PROBLEM DETAILS – Write out every line below that includes the word "اسطبلات".

Collection entries –
++++++++++
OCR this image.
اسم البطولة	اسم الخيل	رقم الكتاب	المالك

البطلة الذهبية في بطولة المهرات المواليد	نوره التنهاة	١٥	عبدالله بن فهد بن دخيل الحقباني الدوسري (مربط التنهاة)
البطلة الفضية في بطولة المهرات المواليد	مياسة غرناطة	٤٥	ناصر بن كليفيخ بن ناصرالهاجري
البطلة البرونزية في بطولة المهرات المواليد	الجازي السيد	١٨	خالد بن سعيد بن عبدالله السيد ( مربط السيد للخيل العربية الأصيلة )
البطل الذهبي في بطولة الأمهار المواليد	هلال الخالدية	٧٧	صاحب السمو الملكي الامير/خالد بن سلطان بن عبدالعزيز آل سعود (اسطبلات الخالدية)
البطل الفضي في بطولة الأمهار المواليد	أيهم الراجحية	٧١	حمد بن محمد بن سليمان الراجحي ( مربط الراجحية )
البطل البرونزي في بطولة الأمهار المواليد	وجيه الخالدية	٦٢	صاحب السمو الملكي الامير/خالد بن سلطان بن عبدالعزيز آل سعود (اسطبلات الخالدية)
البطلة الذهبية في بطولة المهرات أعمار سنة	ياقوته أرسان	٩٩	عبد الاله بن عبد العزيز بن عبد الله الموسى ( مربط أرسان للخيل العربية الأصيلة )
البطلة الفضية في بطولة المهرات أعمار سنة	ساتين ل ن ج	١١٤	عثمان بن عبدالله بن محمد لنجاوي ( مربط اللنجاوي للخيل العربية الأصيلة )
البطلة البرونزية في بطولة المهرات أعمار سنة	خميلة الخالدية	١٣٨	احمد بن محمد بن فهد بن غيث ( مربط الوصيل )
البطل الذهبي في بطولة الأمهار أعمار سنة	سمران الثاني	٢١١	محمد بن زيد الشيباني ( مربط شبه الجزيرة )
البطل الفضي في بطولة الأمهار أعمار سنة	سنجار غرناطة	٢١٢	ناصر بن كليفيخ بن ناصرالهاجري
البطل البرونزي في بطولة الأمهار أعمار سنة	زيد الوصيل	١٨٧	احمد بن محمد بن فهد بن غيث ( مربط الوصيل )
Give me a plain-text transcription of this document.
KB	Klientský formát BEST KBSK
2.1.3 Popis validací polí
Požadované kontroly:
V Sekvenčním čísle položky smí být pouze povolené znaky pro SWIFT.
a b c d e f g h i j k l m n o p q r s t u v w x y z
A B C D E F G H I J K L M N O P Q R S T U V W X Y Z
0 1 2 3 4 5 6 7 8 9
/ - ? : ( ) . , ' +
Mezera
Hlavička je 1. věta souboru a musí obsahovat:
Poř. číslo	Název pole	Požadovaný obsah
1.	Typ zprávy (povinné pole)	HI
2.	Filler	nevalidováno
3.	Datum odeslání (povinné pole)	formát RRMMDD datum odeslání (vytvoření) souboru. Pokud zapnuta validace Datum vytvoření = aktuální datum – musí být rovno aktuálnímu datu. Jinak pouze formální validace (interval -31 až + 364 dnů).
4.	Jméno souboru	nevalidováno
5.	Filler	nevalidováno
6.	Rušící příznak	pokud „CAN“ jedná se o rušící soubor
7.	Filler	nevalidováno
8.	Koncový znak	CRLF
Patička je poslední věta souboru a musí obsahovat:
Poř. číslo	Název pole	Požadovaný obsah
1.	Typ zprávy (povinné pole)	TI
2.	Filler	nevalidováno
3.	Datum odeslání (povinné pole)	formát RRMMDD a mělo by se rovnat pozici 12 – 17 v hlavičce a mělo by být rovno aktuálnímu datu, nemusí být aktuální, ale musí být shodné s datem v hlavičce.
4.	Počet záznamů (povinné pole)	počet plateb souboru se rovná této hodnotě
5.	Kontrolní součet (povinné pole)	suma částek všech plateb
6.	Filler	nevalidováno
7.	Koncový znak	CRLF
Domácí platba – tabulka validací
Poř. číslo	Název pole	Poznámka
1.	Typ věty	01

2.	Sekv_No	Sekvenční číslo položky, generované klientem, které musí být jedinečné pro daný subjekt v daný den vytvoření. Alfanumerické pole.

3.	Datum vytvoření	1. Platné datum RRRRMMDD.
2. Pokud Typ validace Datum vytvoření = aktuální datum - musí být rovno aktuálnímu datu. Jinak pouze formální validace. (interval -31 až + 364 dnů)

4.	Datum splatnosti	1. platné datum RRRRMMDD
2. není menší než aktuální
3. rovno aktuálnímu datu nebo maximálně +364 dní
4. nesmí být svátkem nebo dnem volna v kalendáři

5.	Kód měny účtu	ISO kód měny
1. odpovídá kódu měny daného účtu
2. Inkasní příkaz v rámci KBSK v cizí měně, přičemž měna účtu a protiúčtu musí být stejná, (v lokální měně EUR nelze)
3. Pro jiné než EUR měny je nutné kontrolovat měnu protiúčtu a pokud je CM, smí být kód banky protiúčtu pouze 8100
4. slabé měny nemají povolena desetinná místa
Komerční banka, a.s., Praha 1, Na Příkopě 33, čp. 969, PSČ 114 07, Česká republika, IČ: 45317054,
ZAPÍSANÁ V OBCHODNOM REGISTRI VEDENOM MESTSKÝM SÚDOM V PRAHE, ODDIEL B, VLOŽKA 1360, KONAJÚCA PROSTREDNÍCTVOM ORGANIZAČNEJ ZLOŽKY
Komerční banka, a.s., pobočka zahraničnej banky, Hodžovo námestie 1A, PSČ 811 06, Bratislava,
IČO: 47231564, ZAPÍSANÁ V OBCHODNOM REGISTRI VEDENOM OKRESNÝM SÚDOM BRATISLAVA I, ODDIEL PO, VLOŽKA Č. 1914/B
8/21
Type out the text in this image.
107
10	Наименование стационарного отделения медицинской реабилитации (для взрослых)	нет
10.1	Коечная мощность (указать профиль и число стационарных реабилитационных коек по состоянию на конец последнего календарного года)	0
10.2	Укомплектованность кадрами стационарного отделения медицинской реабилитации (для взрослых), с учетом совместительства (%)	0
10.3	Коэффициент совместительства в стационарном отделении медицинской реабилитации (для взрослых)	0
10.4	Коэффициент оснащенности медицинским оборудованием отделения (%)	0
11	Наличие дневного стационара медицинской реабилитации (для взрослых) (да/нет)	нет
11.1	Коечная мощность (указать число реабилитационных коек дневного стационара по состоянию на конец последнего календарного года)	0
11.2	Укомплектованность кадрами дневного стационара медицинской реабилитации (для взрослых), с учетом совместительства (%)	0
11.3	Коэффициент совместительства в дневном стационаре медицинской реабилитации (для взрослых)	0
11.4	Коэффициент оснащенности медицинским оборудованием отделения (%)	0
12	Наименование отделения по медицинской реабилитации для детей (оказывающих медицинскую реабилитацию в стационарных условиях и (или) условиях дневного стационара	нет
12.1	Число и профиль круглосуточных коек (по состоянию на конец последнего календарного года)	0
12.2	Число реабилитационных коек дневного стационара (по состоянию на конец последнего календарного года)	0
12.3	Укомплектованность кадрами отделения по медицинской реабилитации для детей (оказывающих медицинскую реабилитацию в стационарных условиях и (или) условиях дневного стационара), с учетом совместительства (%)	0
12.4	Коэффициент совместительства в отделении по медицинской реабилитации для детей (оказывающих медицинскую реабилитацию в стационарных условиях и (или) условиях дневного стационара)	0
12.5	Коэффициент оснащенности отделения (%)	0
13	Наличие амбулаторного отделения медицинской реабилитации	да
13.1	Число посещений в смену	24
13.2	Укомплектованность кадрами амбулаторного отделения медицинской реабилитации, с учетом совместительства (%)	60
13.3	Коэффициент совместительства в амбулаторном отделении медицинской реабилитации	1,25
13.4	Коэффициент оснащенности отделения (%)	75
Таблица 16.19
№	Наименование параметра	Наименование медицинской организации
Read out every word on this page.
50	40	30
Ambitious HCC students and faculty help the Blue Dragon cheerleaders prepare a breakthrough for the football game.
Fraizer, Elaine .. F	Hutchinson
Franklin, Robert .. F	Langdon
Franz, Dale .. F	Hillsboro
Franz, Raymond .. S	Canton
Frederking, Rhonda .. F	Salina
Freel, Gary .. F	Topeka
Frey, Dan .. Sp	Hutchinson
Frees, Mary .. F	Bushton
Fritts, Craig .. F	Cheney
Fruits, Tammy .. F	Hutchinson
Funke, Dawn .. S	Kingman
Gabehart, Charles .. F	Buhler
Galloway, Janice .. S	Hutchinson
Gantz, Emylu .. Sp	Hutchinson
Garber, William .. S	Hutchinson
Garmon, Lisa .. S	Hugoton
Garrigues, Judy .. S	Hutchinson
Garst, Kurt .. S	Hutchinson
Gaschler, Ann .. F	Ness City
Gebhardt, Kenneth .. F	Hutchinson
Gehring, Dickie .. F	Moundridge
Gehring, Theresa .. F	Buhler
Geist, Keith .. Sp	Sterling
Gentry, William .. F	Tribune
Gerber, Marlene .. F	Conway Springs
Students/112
++++++++++
PROBLEM SOLUTION –
البطل الذهبي في بطولة الأمهار المواليد	هلال الخالدية	٧٧	صاحب السمو الملكي الامير/خالد بن سلطان بن عبدالعزيز آل سعود (اسطبلات الخالدية)
البطل البرونزي في بطولة الأمهار المواليد	وجيه الخالدية	٦٢	صاحب السمو الملكي الامير/خالد بن سلطان بن عبدالعزيز آل سعود (اسطبلات الخالدية)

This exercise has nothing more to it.